◆ Data tied to figure images:
•••••

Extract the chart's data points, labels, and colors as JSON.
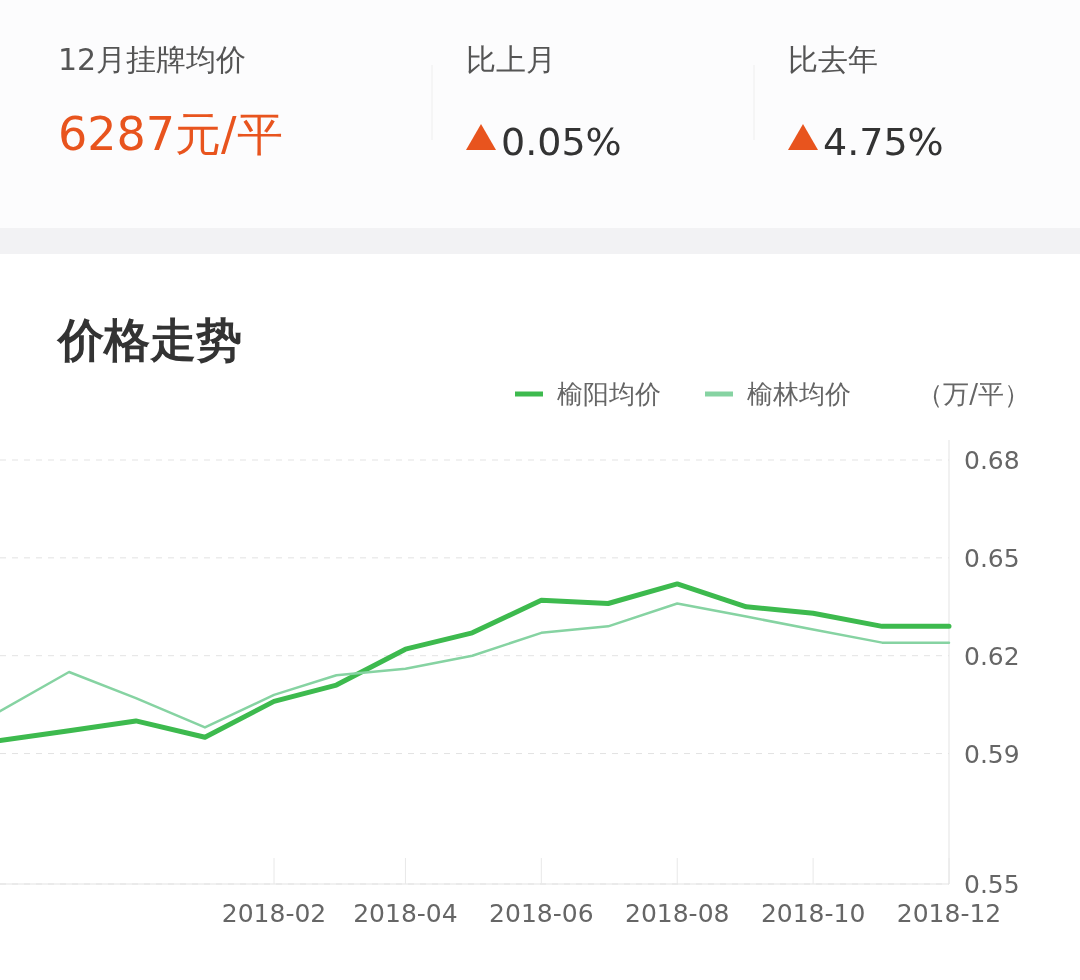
{
  "chart_data": [
    {
      "type": "other",
      "annotations": [
        "12月挂牌均价",
        "6287元/平",
        "比上月",
        "0.05%",
        "比去年",
        "4.75%"
      ]
    },
    {
      "type": "line",
      "title": "价格走势",
      "ylabel": "（万/平）",
      "x": [
        "2017-10",
        "2017-11",
        "2017-12",
        "2018-01",
        "2018-02",
        "2018-03",
        "2018-04",
        "2018-05",
        "2018-06",
        "2018-07",
        "2018-08",
        "2018-09",
        "2018-10",
        "2018-11",
        "2018-12"
      ],
      "series": [
        {
          "name": "榆阳均价",
          "color": "#3dba4e",
          "values": [
            0.594,
            0.597,
            0.6,
            0.595,
            0.606,
            0.611,
            0.622,
            0.627,
            0.637,
            0.636,
            0.642,
            0.635,
            0.633,
            0.629,
            0.629
          ]
        },
        {
          "name": "榆林均价",
          "color": "#86d3a2",
          "values": [
            0.603,
            0.615,
            0.607,
            0.598,
            0.608,
            0.614,
            0.616,
            0.62,
            0.627,
            0.629,
            0.636,
            0.632,
            0.628,
            0.624,
            0.624
          ]
        }
      ],
      "xlim": [
        "2017-10",
        "2018-12"
      ],
      "xticks": [
        "2018-02",
        "2018-04",
        "2018-06",
        "2018-08",
        "2018-10",
        "2018-12"
      ],
      "ylim": [
        0.55,
        0.68
      ],
      "yticks": [
        0.55,
        0.59,
        0.62,
        0.65,
        0.68
      ],
      "grid": "y",
      "legend": "top right",
      "line_style": "solid",
      "marker": "none"
    }
  ]
}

•••••

Reproduce every record word for word. The copy must contain no pictures.

◆ Written solution:
Extract the chart's data points, labels, and colors as JSON.
{
  "chart_data": [
    {
      "type": "other",
      "annotations": [
        "12月挂牌均价",
        "6287元/平",
        "比上月",
        "0.05%",
        "比去年",
        "4.75%"
      ]
    },
    {
      "type": "line",
      "title": "价格走势",
      "ylabel": "（万/平）",
      "x": [
        "2017-10",
        "2017-11",
        "2017-12",
        "2018-01",
        "2018-02",
        "2018-03",
        "2018-04",
        "2018-05",
        "2018-06",
        "2018-07",
        "2018-08",
        "2018-09",
        "2018-10",
        "2018-11",
        "2018-12"
      ],
      "series": [
        {
          "name": "榆阳均价",
          "color": "#3dba4e",
          "values": [
            0.594,
            0.597,
            0.6,
            0.595,
            0.606,
            0.611,
            0.622,
            0.627,
            0.637,
            0.636,
            0.642,
            0.635,
            0.633,
            0.629,
            0.629
          ]
        },
        {
          "name": "榆林均价",
          "color": "#86d3a2",
          "values": [
            0.603,
            0.615,
            0.607,
            0.598,
            0.608,
            0.614,
            0.616,
            0.62,
            0.627,
            0.629,
            0.636,
            0.632,
            0.628,
            0.624,
            0.624
          ]
        }
      ],
      "xlim": [
        "2017-10",
        "2018-12"
      ],
      "xticks": [
        "2018-02",
        "2018-04",
        "2018-06",
        "2018-08",
        "2018-10",
        "2018-12"
      ],
      "ylim": [
        0.55,
        0.68
      ],
      "yticks": [
        0.55,
        0.59,
        0.62,
        0.65,
        0.68
      ],
      "grid": "y",
      "legend": "top right",
      "line_style": "solid",
      "marker": "none"
    }
  ]
}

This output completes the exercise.